§ **PROBLEM DETAILS**
Lines containing the word "this" are to be located and copied.
--- START ---
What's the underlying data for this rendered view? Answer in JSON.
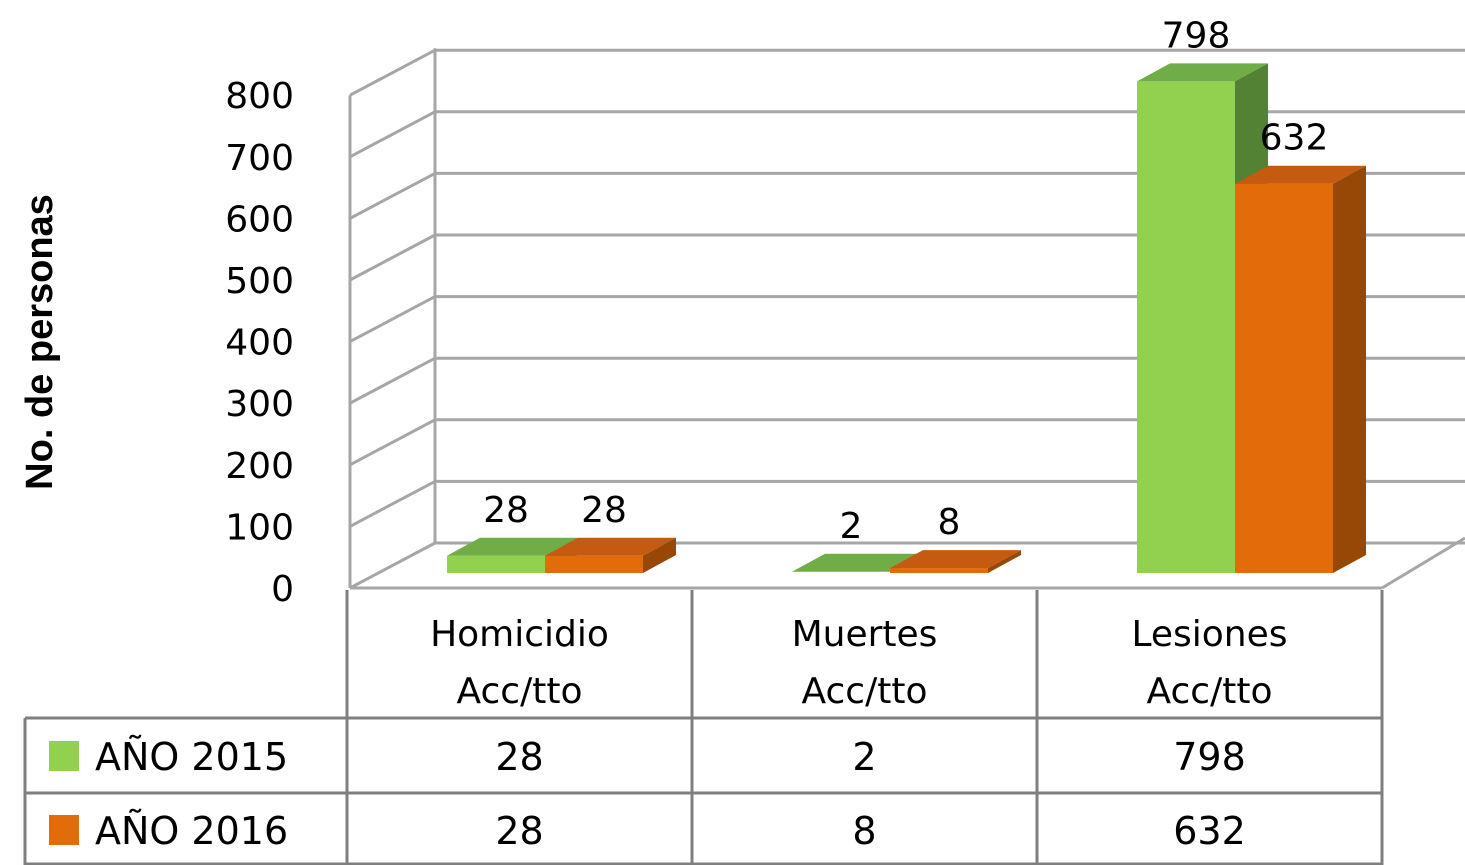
{
  "chart_data": {
    "type": "bar",
    "ylabel": "No. de personas",
    "ylim": [
      0,
      800
    ],
    "yticks": [
      0,
      100,
      200,
      300,
      400,
      500,
      600,
      700,
      800
    ],
    "categories": [
      [
        "Homicidio",
        "Acc/tto"
      ],
      [
        "Muertes",
        "Acc/tto"
      ],
      [
        "Lesiones",
        "Acc/tto"
      ]
    ],
    "series": [
      {
        "name": "AÑO 2015",
        "values": [
          28,
          2,
          798
        ],
        "color": "#92d050",
        "top": "#70ad47",
        "side": "#548235"
      },
      {
        "name": "AÑO 2016",
        "values": [
          28,
          8,
          632
        ],
        "color": "#e36c0a",
        "top": "#c55a11",
        "side": "#974706"
      }
    ],
    "data_table": true,
    "legend": "in-table",
    "grid": true
  }
}
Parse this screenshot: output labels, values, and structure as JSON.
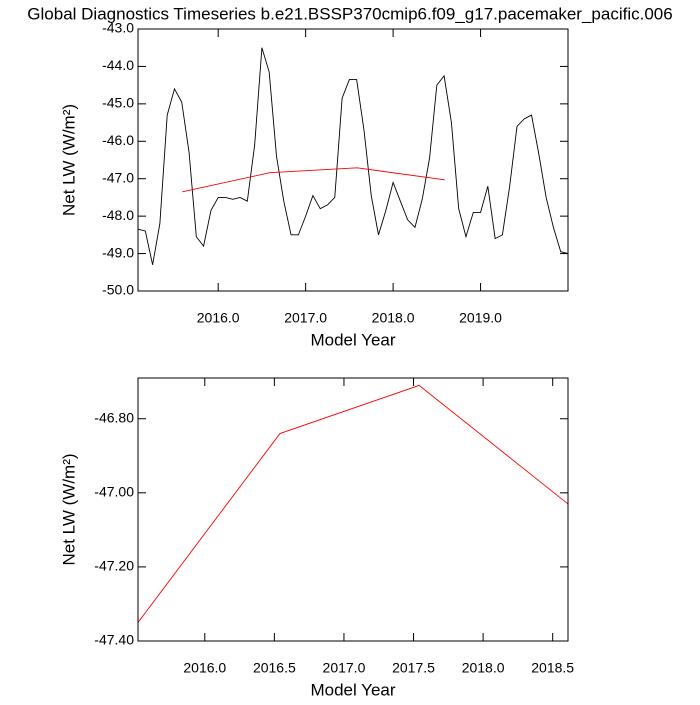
{
  "chart_data": [
    {
      "type": "line",
      "title": "Global Diagnostics Timeseries b.e21.BSSP370cmip6.f09_g17.pacemaker_pacific.006",
      "xlabel": "Model Year",
      "ylabel": "Net LW (W/m²)",
      "xlim": [
        2015.083,
        2020.0
      ],
      "ylim": [
        -50.0,
        -43.0
      ],
      "xticks": [
        {
          "value": 2016,
          "label": "2016.0"
        },
        {
          "value": 2017,
          "label": "2017.0"
        },
        {
          "value": 2018,
          "label": "2018.0"
        },
        {
          "value": 2019,
          "label": "2019.0"
        }
      ],
      "yticks": [
        {
          "value": -50,
          "label": "-50.0"
        },
        {
          "value": -49,
          "label": "-49.0"
        },
        {
          "value": -48,
          "label": "-48.0"
        },
        {
          "value": -47,
          "label": "-47.0"
        },
        {
          "value": -46,
          "label": "-46.0"
        },
        {
          "value": -45,
          "label": "-45.0"
        },
        {
          "value": -44,
          "label": "-44.0"
        },
        {
          "value": -43,
          "label": "-43.0"
        }
      ],
      "series": [
        {
          "color": "#000000",
          "x": [
            2015.083,
            2015.167,
            2015.25,
            2015.333,
            2015.417,
            2015.5,
            2015.583,
            2015.667,
            2015.75,
            2015.833,
            2015.917,
            2016.0,
            2016.083,
            2016.167,
            2016.25,
            2016.333,
            2016.417,
            2016.5,
            2016.583,
            2016.667,
            2016.75,
            2016.833,
            2016.917,
            2017.0,
            2017.083,
            2017.167,
            2017.25,
            2017.333,
            2017.417,
            2017.5,
            2017.583,
            2017.667,
            2017.75,
            2017.833,
            2017.917,
            2018.0,
            2018.083,
            2018.167,
            2018.25,
            2018.333,
            2018.417,
            2018.5,
            2018.583,
            2018.667,
            2018.75,
            2018.833,
            2018.917,
            2019.0,
            2019.083,
            2019.167,
            2019.25,
            2019.333,
            2019.417,
            2019.5,
            2019.583,
            2019.667,
            2019.75,
            2019.833,
            2019.917,
            2020.0
          ],
          "values": [
            -48.35,
            -48.4,
            -49.3,
            -48.2,
            -45.3,
            -44.6,
            -44.95,
            -46.3,
            -48.55,
            -48.8,
            -47.85,
            -47.5,
            -47.5,
            -47.55,
            -47.5,
            -47.6,
            -46.1,
            -43.5,
            -44.15,
            -46.4,
            -47.6,
            -48.5,
            -48.5,
            -48.0,
            -47.45,
            -47.8,
            -47.7,
            -47.5,
            -44.85,
            -44.35,
            -44.35,
            -45.7,
            -47.45,
            -48.5,
            -47.85,
            -47.1,
            -47.6,
            -48.1,
            -48.3,
            -47.55,
            -46.45,
            -44.5,
            -44.25,
            -45.5,
            -47.8,
            -48.55,
            -47.9,
            -47.9,
            -47.2,
            -48.6,
            -48.5,
            -47.2,
            -45.6,
            -45.4,
            -45.3,
            -46.35,
            -47.5,
            -48.3,
            -48.95,
            -49.0
          ]
        },
        {
          "color": "#ff0000",
          "x": [
            2015.59,
            2016.59,
            2017.59,
            2018.59
          ],
          "values": [
            -47.35,
            -46.84,
            -46.71,
            -47.03
          ]
        }
      ]
    },
    {
      "type": "line",
      "xlabel": "Model Year",
      "ylabel": "Net LW (W/m²)",
      "xlim": [
        2015.52,
        2018.61
      ],
      "ylim": [
        -47.4,
        -46.69
      ],
      "xticks": [
        {
          "value": 2016,
          "label": "2016.0"
        },
        {
          "value": 2016.5,
          "label": "2016.5"
        },
        {
          "value": 2017,
          "label": "2017.0"
        },
        {
          "value": 2017.5,
          "label": "2017.5"
        },
        {
          "value": 2018,
          "label": "2018.0"
        },
        {
          "value": 2018.5,
          "label": "2018.5"
        }
      ],
      "yticks": [
        {
          "value": -47.4,
          "label": "-47.40"
        },
        {
          "value": -47.2,
          "label": "-47.20"
        },
        {
          "value": -47.0,
          "label": "-47.00"
        },
        {
          "value": -46.8,
          "label": "-46.80"
        }
      ],
      "series": [
        {
          "color": "#ff0000",
          "x": [
            2015.52,
            2016.54,
            2017.54,
            2018.61
          ],
          "values": [
            -47.35,
            -46.84,
            -46.71,
            -47.03
          ]
        }
      ]
    }
  ]
}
--- END ---
§ **EXPECTED OUTPUT**
What's the underlying data for this rendered view? Answer in JSON.
Parse this screenshot: output labels, values, and structure as JSON.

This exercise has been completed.